■ WHAT THE TASK REQUIRES
Restate every line of the material, word for word.

::: RECORDS TO PROCESS

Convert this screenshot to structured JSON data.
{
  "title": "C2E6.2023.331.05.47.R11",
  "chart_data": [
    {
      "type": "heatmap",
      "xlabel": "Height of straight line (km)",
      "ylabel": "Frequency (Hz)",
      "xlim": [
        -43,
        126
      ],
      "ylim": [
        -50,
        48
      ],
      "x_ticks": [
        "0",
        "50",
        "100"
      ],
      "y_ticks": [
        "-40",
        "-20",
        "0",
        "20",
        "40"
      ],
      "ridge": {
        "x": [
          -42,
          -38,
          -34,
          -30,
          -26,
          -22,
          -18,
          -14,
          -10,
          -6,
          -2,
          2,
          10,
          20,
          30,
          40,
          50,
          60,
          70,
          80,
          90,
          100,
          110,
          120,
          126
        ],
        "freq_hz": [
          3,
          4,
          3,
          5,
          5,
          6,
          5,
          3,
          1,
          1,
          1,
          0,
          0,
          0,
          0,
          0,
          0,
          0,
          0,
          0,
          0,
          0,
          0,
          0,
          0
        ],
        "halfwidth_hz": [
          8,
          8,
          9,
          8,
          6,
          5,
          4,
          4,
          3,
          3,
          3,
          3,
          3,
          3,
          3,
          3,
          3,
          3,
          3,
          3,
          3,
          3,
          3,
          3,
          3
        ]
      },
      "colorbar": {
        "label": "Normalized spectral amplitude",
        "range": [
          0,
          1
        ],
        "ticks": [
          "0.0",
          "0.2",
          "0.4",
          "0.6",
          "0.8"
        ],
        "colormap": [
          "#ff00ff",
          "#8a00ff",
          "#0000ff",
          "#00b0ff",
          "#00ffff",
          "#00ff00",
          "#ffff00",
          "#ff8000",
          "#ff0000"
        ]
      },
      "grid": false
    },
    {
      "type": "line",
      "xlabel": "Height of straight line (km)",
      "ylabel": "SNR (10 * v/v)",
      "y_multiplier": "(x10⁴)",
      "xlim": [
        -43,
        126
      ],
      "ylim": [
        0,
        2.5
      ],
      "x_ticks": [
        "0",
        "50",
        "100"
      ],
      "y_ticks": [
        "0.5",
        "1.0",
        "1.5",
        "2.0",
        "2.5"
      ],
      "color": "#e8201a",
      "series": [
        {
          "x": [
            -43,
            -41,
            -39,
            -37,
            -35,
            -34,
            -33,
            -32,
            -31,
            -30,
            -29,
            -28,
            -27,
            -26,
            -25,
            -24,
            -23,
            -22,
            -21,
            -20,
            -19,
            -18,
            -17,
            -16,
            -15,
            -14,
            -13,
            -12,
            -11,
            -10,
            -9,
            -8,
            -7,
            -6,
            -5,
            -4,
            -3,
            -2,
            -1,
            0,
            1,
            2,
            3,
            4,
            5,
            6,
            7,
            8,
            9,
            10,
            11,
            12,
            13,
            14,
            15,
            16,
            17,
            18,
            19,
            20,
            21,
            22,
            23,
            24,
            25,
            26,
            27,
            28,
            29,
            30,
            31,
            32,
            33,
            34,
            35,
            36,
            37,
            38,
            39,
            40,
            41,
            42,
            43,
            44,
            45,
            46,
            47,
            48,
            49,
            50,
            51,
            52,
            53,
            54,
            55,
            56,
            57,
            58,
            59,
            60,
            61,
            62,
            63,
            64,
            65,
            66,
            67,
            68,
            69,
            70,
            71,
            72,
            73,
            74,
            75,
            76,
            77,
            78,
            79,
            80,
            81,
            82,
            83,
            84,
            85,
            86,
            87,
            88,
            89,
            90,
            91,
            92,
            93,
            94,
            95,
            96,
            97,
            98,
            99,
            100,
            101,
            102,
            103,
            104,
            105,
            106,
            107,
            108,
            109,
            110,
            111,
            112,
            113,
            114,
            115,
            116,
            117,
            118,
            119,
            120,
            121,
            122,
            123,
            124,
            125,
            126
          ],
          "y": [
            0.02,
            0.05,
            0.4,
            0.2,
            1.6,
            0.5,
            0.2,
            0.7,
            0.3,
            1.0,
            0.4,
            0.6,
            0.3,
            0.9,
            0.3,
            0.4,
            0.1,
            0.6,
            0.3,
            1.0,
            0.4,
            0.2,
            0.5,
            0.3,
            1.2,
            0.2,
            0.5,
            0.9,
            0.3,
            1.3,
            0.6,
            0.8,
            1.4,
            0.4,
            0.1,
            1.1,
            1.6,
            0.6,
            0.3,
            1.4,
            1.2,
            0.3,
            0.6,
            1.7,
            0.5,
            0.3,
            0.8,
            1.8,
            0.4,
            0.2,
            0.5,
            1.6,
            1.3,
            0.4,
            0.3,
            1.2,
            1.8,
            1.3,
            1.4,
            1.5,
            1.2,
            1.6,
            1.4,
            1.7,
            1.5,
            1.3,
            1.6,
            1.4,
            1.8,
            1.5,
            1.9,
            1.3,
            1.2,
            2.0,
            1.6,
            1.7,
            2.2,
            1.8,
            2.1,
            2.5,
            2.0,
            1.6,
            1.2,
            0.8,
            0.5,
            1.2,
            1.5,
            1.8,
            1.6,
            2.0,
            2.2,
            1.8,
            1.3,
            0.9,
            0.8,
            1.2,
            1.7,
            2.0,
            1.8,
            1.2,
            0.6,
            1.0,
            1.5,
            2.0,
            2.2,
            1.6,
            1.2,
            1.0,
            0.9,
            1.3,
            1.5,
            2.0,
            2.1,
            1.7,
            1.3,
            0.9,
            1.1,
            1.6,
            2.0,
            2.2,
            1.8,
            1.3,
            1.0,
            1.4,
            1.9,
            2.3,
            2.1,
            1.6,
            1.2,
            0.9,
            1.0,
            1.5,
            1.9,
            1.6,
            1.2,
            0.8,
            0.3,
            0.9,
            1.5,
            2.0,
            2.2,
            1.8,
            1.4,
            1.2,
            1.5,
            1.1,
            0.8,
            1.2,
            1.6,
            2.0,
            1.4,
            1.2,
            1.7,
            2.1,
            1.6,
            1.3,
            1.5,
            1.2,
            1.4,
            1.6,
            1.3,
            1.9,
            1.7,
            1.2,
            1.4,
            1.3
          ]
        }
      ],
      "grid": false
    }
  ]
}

::::::

■ FULL SOLUTION
Convert this screenshot to structured JSON data.
{
  "title": "C2E6.2023.331.05.47.R11",
  "chart_data": [
    {
      "type": "heatmap",
      "xlabel": "Height of straight line (km)",
      "ylabel": "Frequency (Hz)",
      "xlim": [
        -43,
        126
      ],
      "ylim": [
        -50,
        48
      ],
      "x_ticks": [
        "0",
        "50",
        "100"
      ],
      "y_ticks": [
        "-40",
        "-20",
        "0",
        "20",
        "40"
      ],
      "ridge": {
        "x": [
          -42,
          -38,
          -34,
          -30,
          -26,
          -22,
          -18,
          -14,
          -10,
          -6,
          -2,
          2,
          10,
          20,
          30,
          40,
          50,
          60,
          70,
          80,
          90,
          100,
          110,
          120,
          126
        ],
        "freq_hz": [
          3,
          4,
          3,
          5,
          5,
          6,
          5,
          3,
          1,
          1,
          1,
          0,
          0,
          0,
          0,
          0,
          0,
          0,
          0,
          0,
          0,
          0,
          0,
          0,
          0
        ],
        "halfwidth_hz": [
          8,
          8,
          9,
          8,
          6,
          5,
          4,
          4,
          3,
          3,
          3,
          3,
          3,
          3,
          3,
          3,
          3,
          3,
          3,
          3,
          3,
          3,
          3,
          3,
          3
        ]
      },
      "colorbar": {
        "label": "Normalized spectral amplitude",
        "range": [
          0,
          1
        ],
        "ticks": [
          "0.0",
          "0.2",
          "0.4",
          "0.6",
          "0.8"
        ],
        "colormap": [
          "#ff00ff",
          "#8a00ff",
          "#0000ff",
          "#00b0ff",
          "#00ffff",
          "#00ff00",
          "#ffff00",
          "#ff8000",
          "#ff0000"
        ]
      },
      "grid": false
    },
    {
      "type": "line",
      "xlabel": "Height of straight line (km)",
      "ylabel": "SNR (10 * v/v)",
      "y_multiplier": "(x10⁴)",
      "xlim": [
        -43,
        126
      ],
      "ylim": [
        0,
        2.5
      ],
      "x_ticks": [
        "0",
        "50",
        "100"
      ],
      "y_ticks": [
        "0.5",
        "1.0",
        "1.5",
        "2.0",
        "2.5"
      ],
      "color": "#e8201a",
      "series": [
        {
          "x": [
            -43,
            -41,
            -39,
            -37,
            -35,
            -34,
            -33,
            -32,
            -31,
            -30,
            -29,
            -28,
            -27,
            -26,
            -25,
            -24,
            -23,
            -22,
            -21,
            -20,
            -19,
            -18,
            -17,
            -16,
            -15,
            -14,
            -13,
            -12,
            -11,
            -10,
            -9,
            -8,
            -7,
            -6,
            -5,
            -4,
            -3,
            -2,
            -1,
            0,
            1,
            2,
            3,
            4,
            5,
            6,
            7,
            8,
            9,
            10,
            11,
            12,
            13,
            14,
            15,
            16,
            17,
            18,
            19,
            20,
            21,
            22,
            23,
            24,
            25,
            26,
            27,
            28,
            29,
            30,
            31,
            32,
            33,
            34,
            35,
            36,
            37,
            38,
            39,
            40,
            41,
            42,
            43,
            44,
            45,
            46,
            47,
            48,
            49,
            50,
            51,
            52,
            53,
            54,
            55,
            56,
            57,
            58,
            59,
            60,
            61,
            62,
            63,
            64,
            65,
            66,
            67,
            68,
            69,
            70,
            71,
            72,
            73,
            74,
            75,
            76,
            77,
            78,
            79,
            80,
            81,
            82,
            83,
            84,
            85,
            86,
            87,
            88,
            89,
            90,
            91,
            92,
            93,
            94,
            95,
            96,
            97,
            98,
            99,
            100,
            101,
            102,
            103,
            104,
            105,
            106,
            107,
            108,
            109,
            110,
            111,
            112,
            113,
            114,
            115,
            116,
            117,
            118,
            119,
            120,
            121,
            122,
            123,
            124,
            125,
            126
          ],
          "y": [
            0.02,
            0.05,
            0.4,
            0.2,
            1.6,
            0.5,
            0.2,
            0.7,
            0.3,
            1.0,
            0.4,
            0.6,
            0.3,
            0.9,
            0.3,
            0.4,
            0.1,
            0.6,
            0.3,
            1.0,
            0.4,
            0.2,
            0.5,
            0.3,
            1.2,
            0.2,
            0.5,
            0.9,
            0.3,
            1.3,
            0.6,
            0.8,
            1.4,
            0.4,
            0.1,
            1.1,
            1.6,
            0.6,
            0.3,
            1.4,
            1.2,
            0.3,
            0.6,
            1.7,
            0.5,
            0.3,
            0.8,
            1.8,
            0.4,
            0.2,
            0.5,
            1.6,
            1.3,
            0.4,
            0.3,
            1.2,
            1.8,
            1.3,
            1.4,
            1.5,
            1.2,
            1.6,
            1.4,
            1.7,
            1.5,
            1.3,
            1.6,
            1.4,
            1.8,
            1.5,
            1.9,
            1.3,
            1.2,
            2.0,
            1.6,
            1.7,
            2.2,
            1.8,
            2.1,
            2.5,
            2.0,
            1.6,
            1.2,
            0.8,
            0.5,
            1.2,
            1.5,
            1.8,
            1.6,
            2.0,
            2.2,
            1.8,
            1.3,
            0.9,
            0.8,
            1.2,
            1.7,
            2.0,
            1.8,
            1.2,
            0.6,
            1.0,
            1.5,
            2.0,
            2.2,
            1.6,
            1.2,
            1.0,
            0.9,
            1.3,
            1.5,
            2.0,
            2.1,
            1.7,
            1.3,
            0.9,
            1.1,
            1.6,
            2.0,
            2.2,
            1.8,
            1.3,
            1.0,
            1.4,
            1.9,
            2.3,
            2.1,
            1.6,
            1.2,
            0.9,
            1.0,
            1.5,
            1.9,
            1.6,
            1.2,
            0.8,
            0.3,
            0.9,
            1.5,
            2.0,
            2.2,
            1.8,
            1.4,
            1.2,
            1.5,
            1.1,
            0.8,
            1.2,
            1.6,
            2.0,
            1.4,
            1.2,
            1.7,
            2.1,
            1.6,
            1.3,
            1.5,
            1.2,
            1.4,
            1.6,
            1.3,
            1.9,
            1.7,
            1.2,
            1.4,
            1.3
          ]
        }
      ],
      "grid": false
    }
  ]
}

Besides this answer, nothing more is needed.